§ Vorgegebener Text:
Zero Trust – Vom Buzzword zur regulatorischen Realität

Zero Trust Architecture ist in aller Munde und spielt langsam auch in den regulatorischen Vorgaben eine Rolle –in den USA, auf EU-Ebene und auch in Deutschland. Grund genug, Zero Trust einmal unter die Lupe zu nehmen. Was genau hat es damit auf sich? Was planen die Gesetzgeber in Washington, Brüssel und Berlin? Vor allem aber, was kommt auf Unternehmen und Behörden in Deutschland zu?

Was ist Zero Trust?

Zero Trust ist ein Sicherheitskonzept, bei dem das grundlegende Prinzip darin besteht, dass jeder Netzwerkbenutzer, ob innerhalb oder außerhalb des Unternehmensnetzwerks, standardmäßig als nicht vertrauenswürdig betrachtet wird. Im Gegensatz zu traditionellen Sicherheitsansätzen, die auf einer vertrauensbasierten Annahme beruhen, dass sich Bedrohungen innerhalb des Netzwerks befinden, geht Zero Trust davon aus, dass das Netzwerk bereits kompromittiert sein könnte.

Bei Zero Trust wird jedem Benutzer, Gerät oder jeder Netzwerkressource ein strenges Identitäts- und Zugriffsmanagement auferlegt. Es werden umfangreiche Authentifizierungs-, Autorisierungs- und Verschlüsselungsmechanismen verwendet, um sicherzustellen, dass nur autorisierte Benutzer Zugriff auf spezifische Ressourcen erhalten, und zwar basierend auf Faktoren wie Identität, Gerätegesundheit, Standort und anderen Kontextinformationen.

§ Auflistung:
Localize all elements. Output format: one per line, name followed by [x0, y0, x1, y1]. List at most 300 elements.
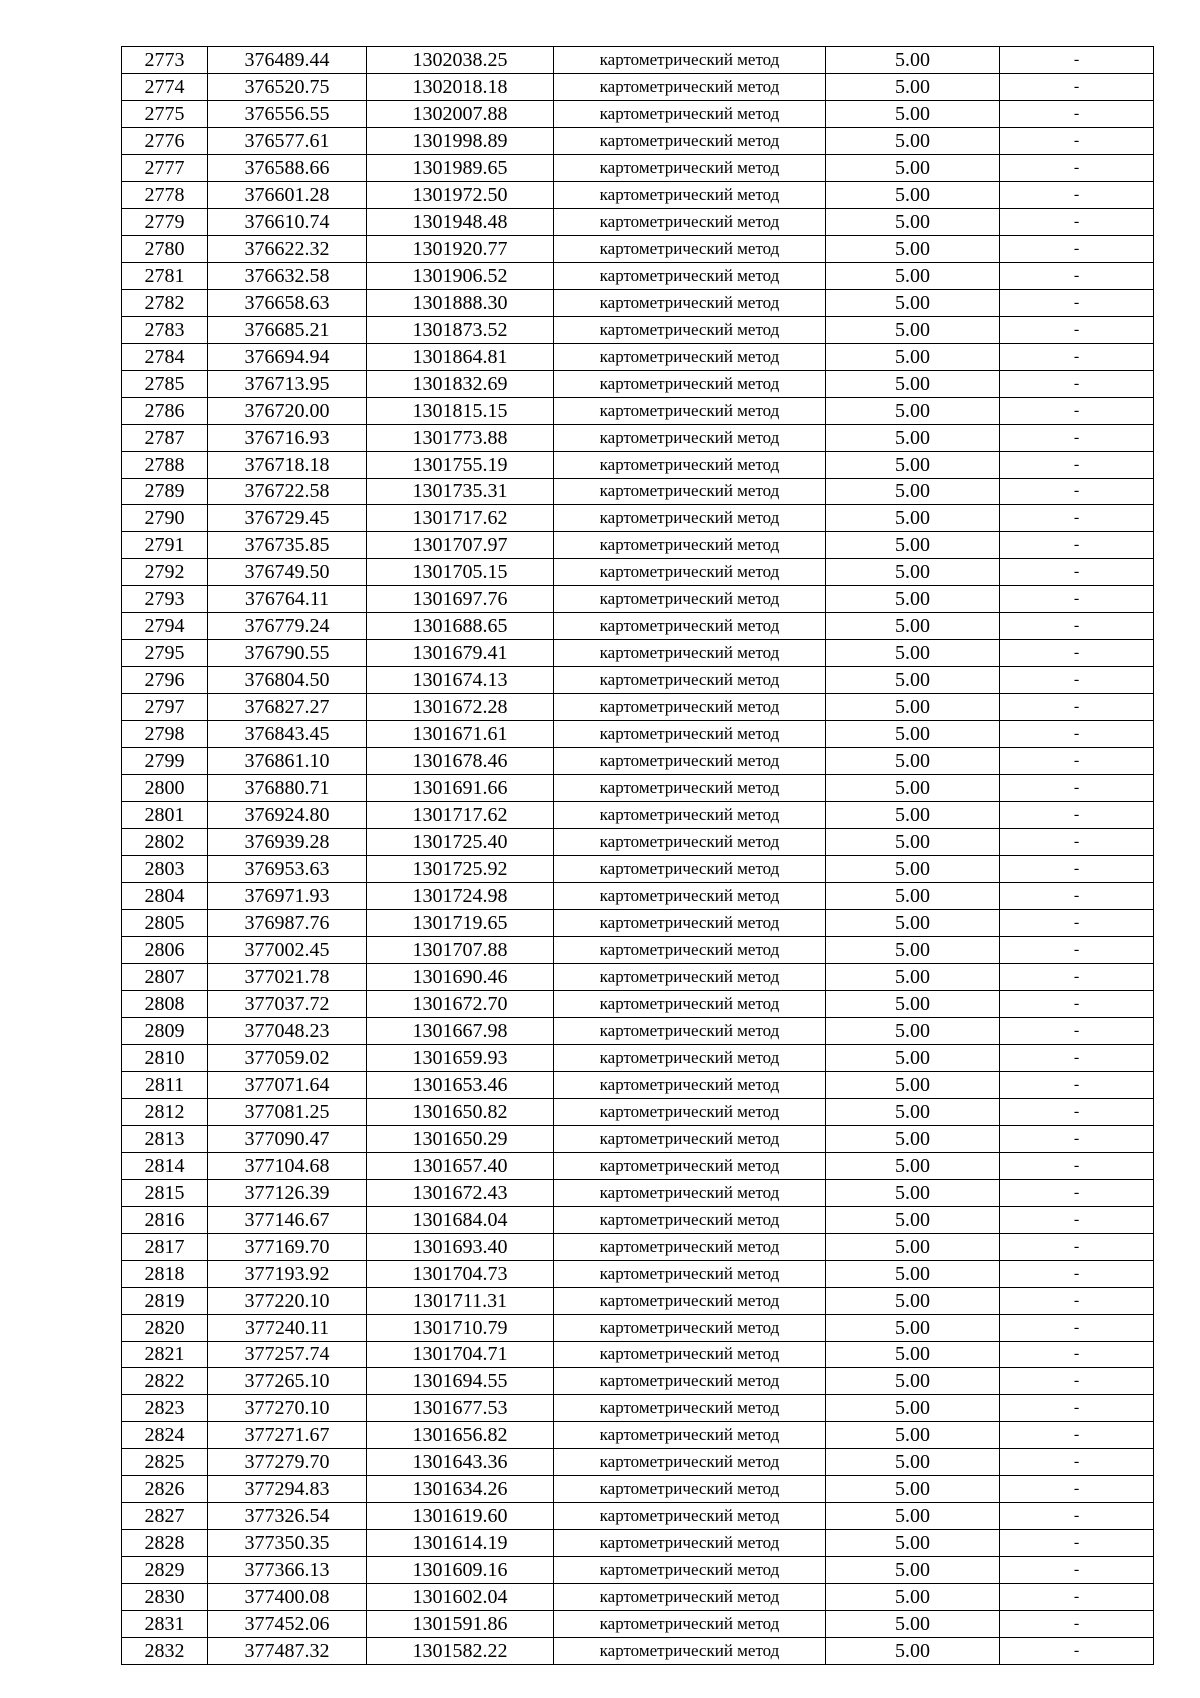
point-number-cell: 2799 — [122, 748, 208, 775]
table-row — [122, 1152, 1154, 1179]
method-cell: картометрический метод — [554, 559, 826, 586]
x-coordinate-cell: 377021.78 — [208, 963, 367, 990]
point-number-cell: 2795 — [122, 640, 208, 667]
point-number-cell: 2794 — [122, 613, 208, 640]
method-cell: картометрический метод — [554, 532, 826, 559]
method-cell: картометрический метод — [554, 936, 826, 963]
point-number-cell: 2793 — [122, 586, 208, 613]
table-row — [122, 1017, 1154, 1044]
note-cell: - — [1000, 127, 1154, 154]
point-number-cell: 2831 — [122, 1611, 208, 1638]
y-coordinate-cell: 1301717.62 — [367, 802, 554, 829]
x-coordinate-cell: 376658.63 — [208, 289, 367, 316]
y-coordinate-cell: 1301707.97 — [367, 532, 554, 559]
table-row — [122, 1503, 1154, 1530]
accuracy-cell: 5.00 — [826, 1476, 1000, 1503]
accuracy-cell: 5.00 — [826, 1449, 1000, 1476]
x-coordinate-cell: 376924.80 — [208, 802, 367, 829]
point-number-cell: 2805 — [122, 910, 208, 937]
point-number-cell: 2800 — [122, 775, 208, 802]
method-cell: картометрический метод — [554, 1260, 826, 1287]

§ Aufgabenziel: Führen Sie sämtliche Arten von Mechanismen auf, die laut dem Text über Zero Trust eingesetzt werden, damit nur autorisierte Benutzer Zugriff auf spezifische Ressourcen erhalten. Die Datensätze stammen aus einer anderen Quelle als der Text.

§ Antwort:
- Authentifizierungsmechanismen
- Autorisierungsmechanismen
- Verschlüsselungsmechanismen